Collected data
%%
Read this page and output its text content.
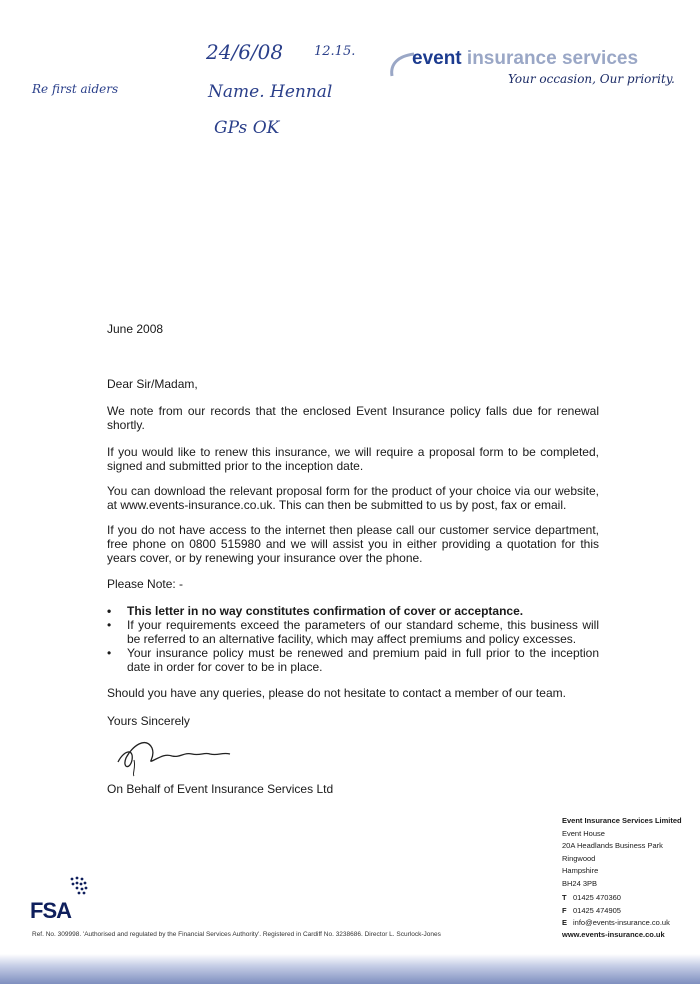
24/6/08 12.15.
Name. Hennal
GPs OK
Re first aiders
event insurance services
Your occasion, Our priority.
June 2008
Dear Sir/Madam,
We note from our records that the enclosed Event Insurance policy falls due for renewal shortly.
If you would like to renew this insurance, we will require a proposal form to be completed, signed and submitted prior to the inception date.
You can download the relevant proposal form for the product of your choice via our website, at www.events-insurance.co.uk. This can then be submitted to us by post, fax or email.
If you do not have access to the internet then please call our customer service department, free phone on 0800 515980 and we will assist you in either providing a quotation for this years cover, or by renewing your insurance over the phone.
Please Note: -
• This letter in no way constitutes confirmation of cover or acceptance.
• If your requirements exceed the parameters of our standard scheme, this business will be referred to an alternative facility, which may affect premiums and policy excesses.
• Your insurance policy must be renewed and premium paid in full prior to the inception date in order for cover to be in place.
Should you have any queries, please do not hesitate to contact a member of our team.
Yours Sincerely
On Behalf of Event Insurance Services Ltd
Event Insurance Services Limited
Event House
20A Headlands Business Park
Ringwood
Hampshire
BH24 3PB
T 01425 470360
F 01425 474905
E info@events-insurance.co.uk
www.events-insurance.co.uk
FSA
Ref. No. 309998. 'Authorised and regulated by the Financial Services Authority'. Registered in Cardiff No. 3238686. Director L. Scurlock-Jones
%%
Task statement –
All of the material above needs to be restated exactly, with no pictures.

Solution for this task –
Read this page and output its text content.
24/6/08 12.15.
Name. Hennal
GPs OK
Re first aiders
event insurance services
Your occasion, Our priority.
June 2008
Dear Sir/Madam,
We note from our records that the enclosed Event Insurance policy falls due for renewal shortly.
If you would like to renew this insurance, we will require a proposal form to be completed, signed and submitted prior to the inception date.
You can download the relevant proposal form for the product of your choice via our website, at www.events-insurance.co.uk. This can then be submitted to us by post, fax or email.
If you do not have access to the internet then please call our customer service department, free phone on 0800 515980 and we will assist you in either providing a quotation for this years cover, or by renewing your insurance over the phone.
Please Note: -
• This letter in no way constitutes confirmation of cover or acceptance.
• If your requirements exceed the parameters of our standard scheme, this business will be referred to an alternative facility, which may affect premiums and policy excesses.
• Your insurance policy must be renewed and premium paid in full prior to the inception date in order for cover to be in place.
Should you have any queries, please do not hesitate to contact a member of our team.
Yours Sincerely
On Behalf of Event Insurance Services Ltd
Event Insurance Services Limited
Event House
20A Headlands Business Park
Ringwood
Hampshire
BH24 3PB
T 01425 470360
F 01425 474905
E info@events-insurance.co.uk
www.events-insurance.co.uk
FSA
Ref. No. 309998. 'Authorised and regulated by the Financial Services Authority'. Registered in Cardiff No. 3238686. Director L. Scurlock-Jones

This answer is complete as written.